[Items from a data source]

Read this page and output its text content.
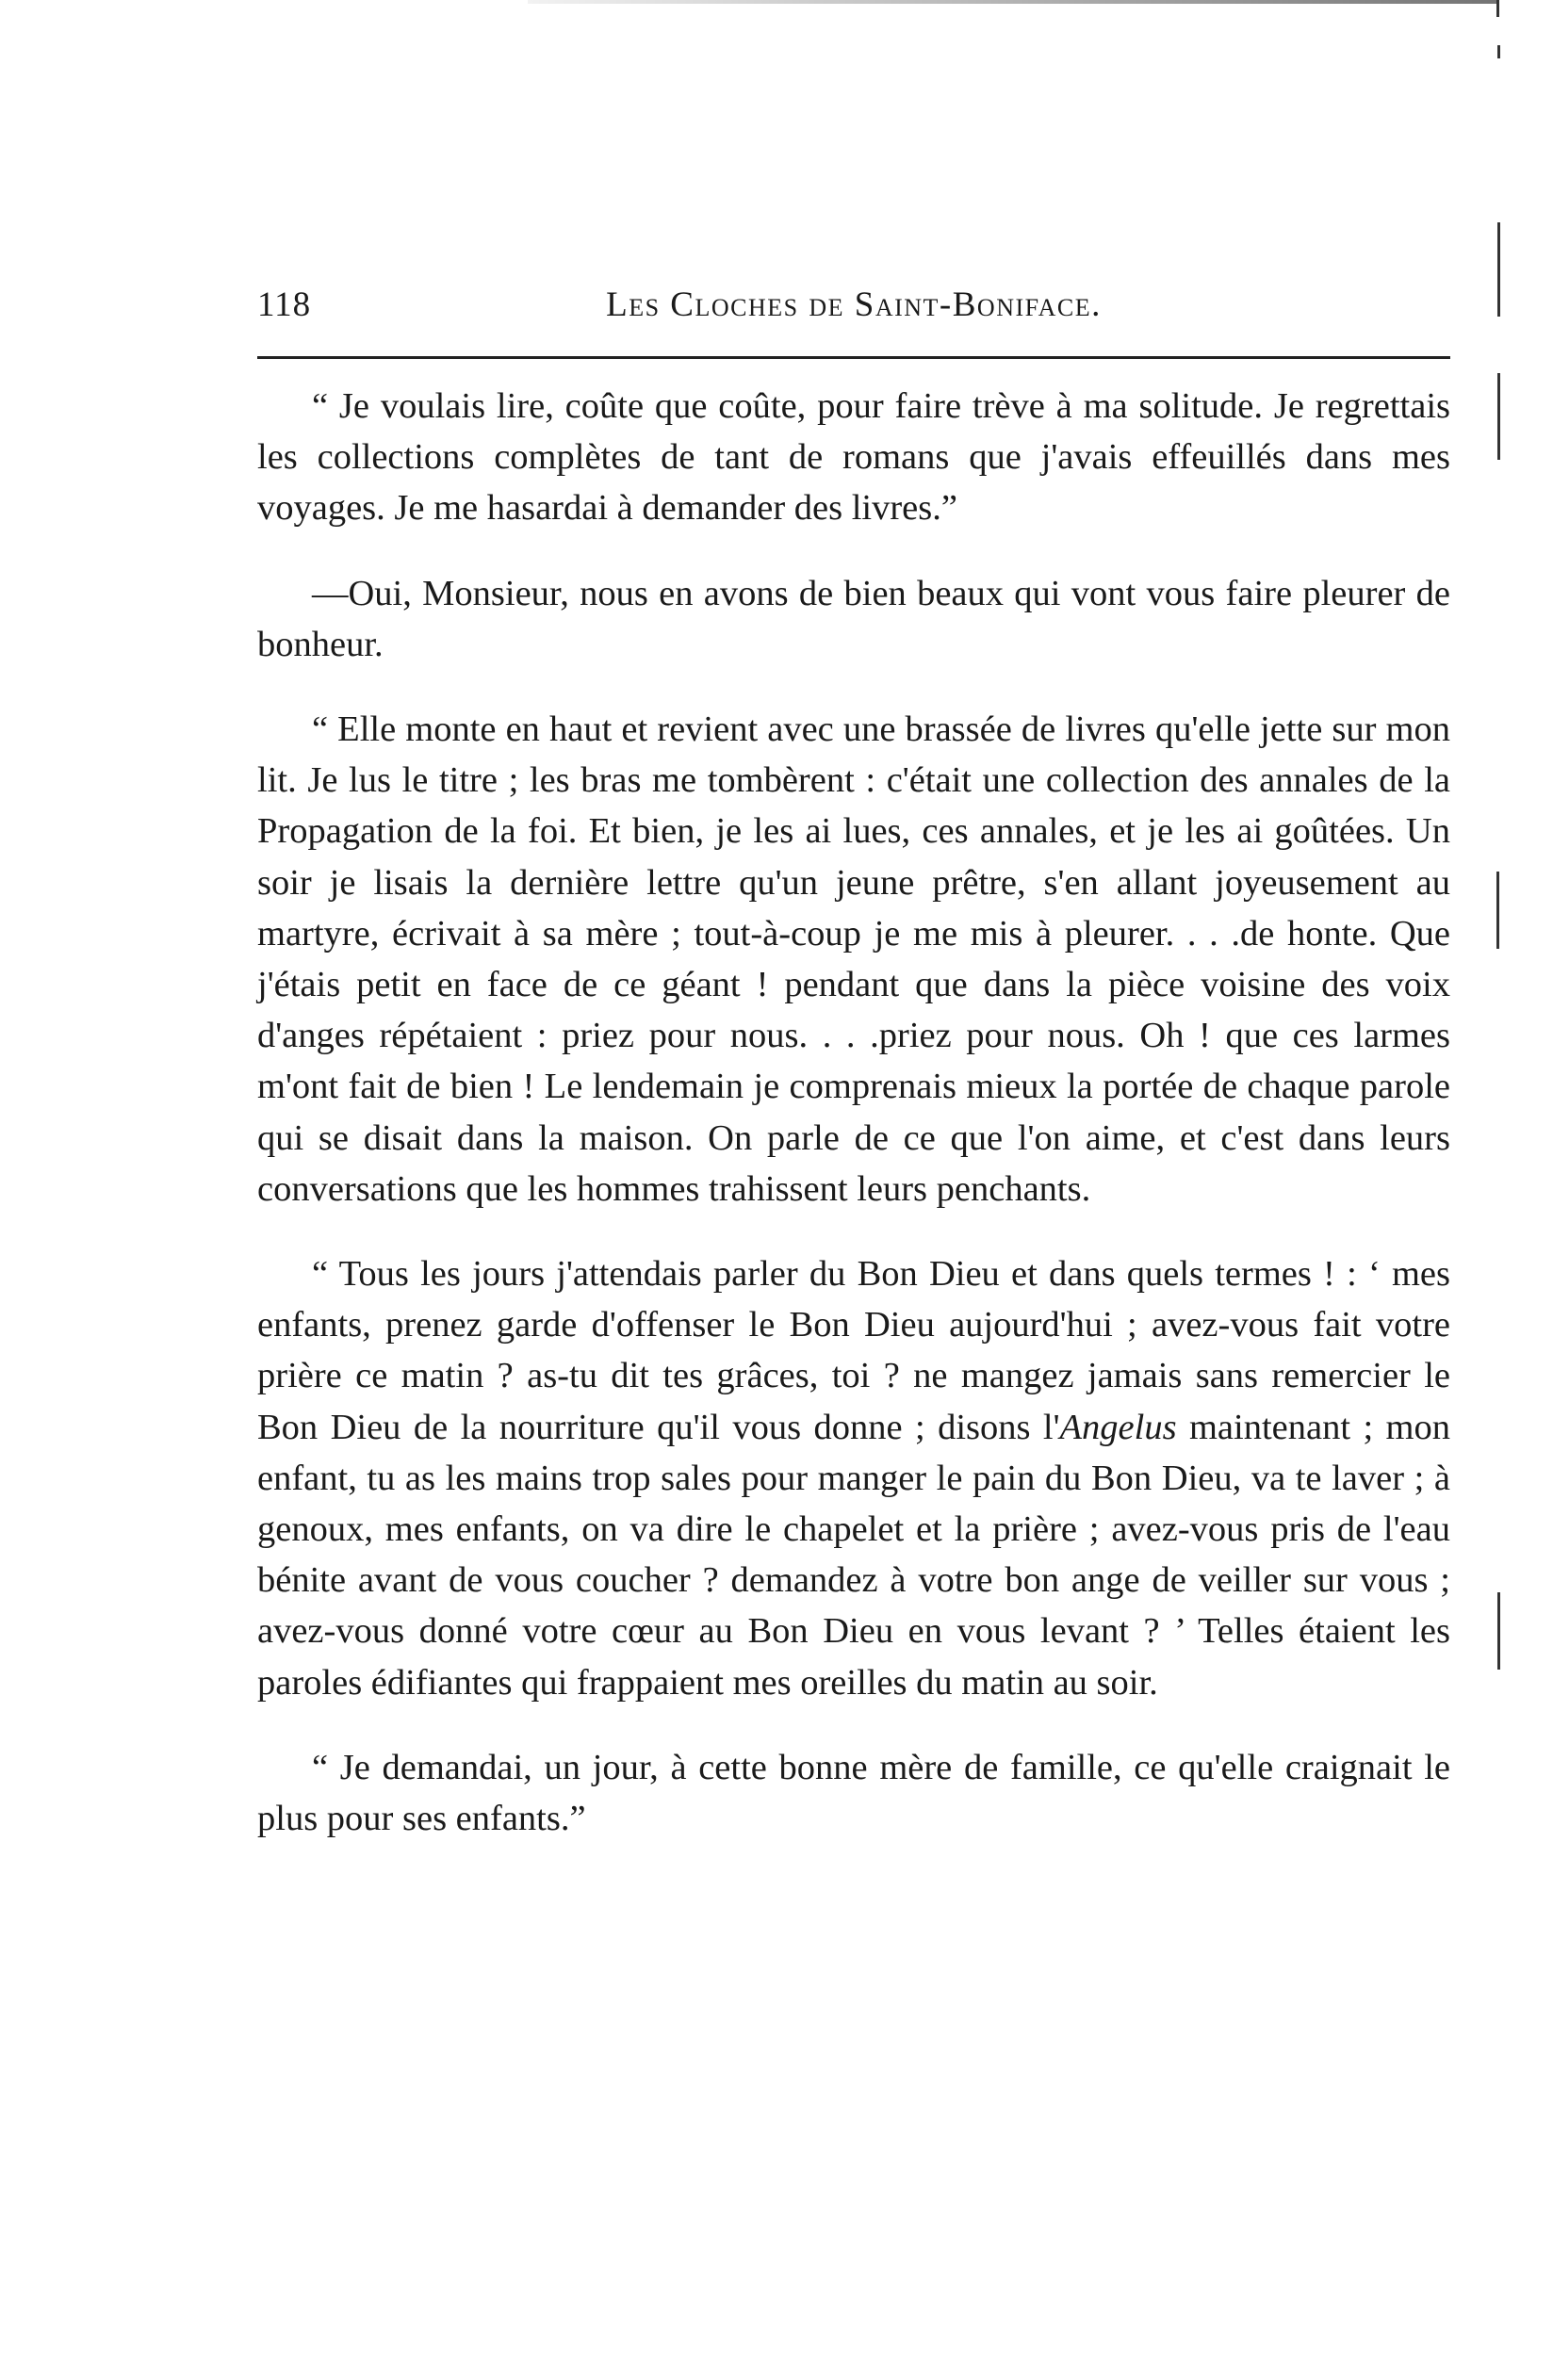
118	Les Cloches de Saint-Boniface.

“ Je voulais lire, coûte que coûte, pour faire trève à ma solitude. Je regrettais les collections complètes de tant de romans que j'avais effeuillés dans mes voyages. Je me hasardai à demander des livres.”

—Oui, Monsieur, nous en avons de bien beaux qui vont vous faire pleurer de bonheur.

“ Elle monte en haut et revient avec une brassée de livres qu'elle jette sur mon lit. Je lus le titre ; les bras me tombèrent : c'était une collection des annales de la Propagation de la foi. Et bien, je les ai lues, ces annales, et je les ai goûtées. Un soir je lisais la dernière lettre qu'un jeune prêtre, s'en allant joyeusement au martyre, écrivait à sa mère ; tout-à-coup je me mis à pleurer. . . .de honte. Que j'étais petit en face de ce géant ! pendant que dans la pièce voisine des voix d'anges répétaient : priez pour nous. . . .priez pour nous. Oh ! que ces larmes m'ont fait de bien ! Le lendemain je comprenais mieux la portée de chaque parole qui se disait dans la maison. On parle de ce que l'on aime, et c'est dans leurs conversations que les hommes trahissent leurs penchants.

“ Tous les jours j'attendais parler du Bon Dieu et dans quels termes ! : ‘ mes enfants, prenez garde d'offenser le Bon Dieu aujourd'hui ; avez-vous fait votre prière ce matin ? as-tu dit tes grâces, toi ? ne mangez jamais sans remercier le Bon Dieu de la nourriture qu'il vous donne ; disons l'Angelus maintenant ; mon enfant, tu as les mains trop sales pour manger le pain du Bon Dieu, va te laver ; à genoux, mes enfants, on va dire le chapelet et la prière ; avez-vous pris de l'eau bénite avant de vous coucher ? demandez à votre bon ange de veiller sur vous ; avez-vous donné votre cœur au Bon Dieu en vous levant ? ’ Telles étaient les paroles édifiantes qui frappaient mes oreilles du matin au soir.

“ Je demandai, un jour, à cette bonne mère de famille, ce qu'elle craignait le plus pour ses enfants.”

▶ _Exercise aim_
Return the entries unchanged, save for the pictures, which do not belong in the copy.

▶ _Task output_
Read this page and output its text content.
118	Les Cloches de Saint-Boniface.

“ Je voulais lire, coûte que coûte, pour faire trève à ma solitude. Je regrettais les collections complètes de tant de romans que j'avais effeuillés dans mes voyages. Je me hasardai à demander des livres.”

—Oui, Monsieur, nous en avons de bien beaux qui vont vous faire pleurer de bonheur.

“ Elle monte en haut et revient avec une brassée de livres qu'elle jette sur mon lit. Je lus le titre ; les bras me tombèrent : c'était une collection des annales de la Propagation de la foi. Et bien, je les ai lues, ces annales, et je les ai goûtées. Un soir je lisais la dernière lettre qu'un jeune prêtre, s'en allant joyeusement au martyre, écrivait à sa mère ; tout-à-coup je me mis à pleurer. . . .de honte. Que j'étais petit en face de ce géant ! pendant que dans la pièce voisine des voix d'anges répétaient : priez pour nous. . . .priez pour nous. Oh ! que ces larmes m'ont fait de bien ! Le lendemain je comprenais mieux la portée de chaque parole qui se disait dans la maison. On parle de ce que l'on aime, et c'est dans leurs conversations que les hommes trahissent leurs penchants.

“ Tous les jours j'attendais parler du Bon Dieu et dans quels termes ! : ‘ mes enfants, prenez garde d'offenser le Bon Dieu aujourd'hui ; avez-vous fait votre prière ce matin ? as-tu dit tes grâces, toi ? ne mangez jamais sans remercier le Bon Dieu de la nourriture qu'il vous donne ; disons l'Angelus maintenant ; mon enfant, tu as les mains trop sales pour manger le pain du Bon Dieu, va te laver ; à genoux, mes enfants, on va dire le chapelet et la prière ; avez-vous pris de l'eau bénite avant de vous coucher ? demandez à votre bon ange de veiller sur vous ; avez-vous donné votre cœur au Bon Dieu en vous levant ? ’ Telles étaient les paroles édifiantes qui frappaient mes oreilles du matin au soir.

“ Je demandai, un jour, à cette bonne mère de famille, ce qu'elle craignait le plus pour ses enfants.”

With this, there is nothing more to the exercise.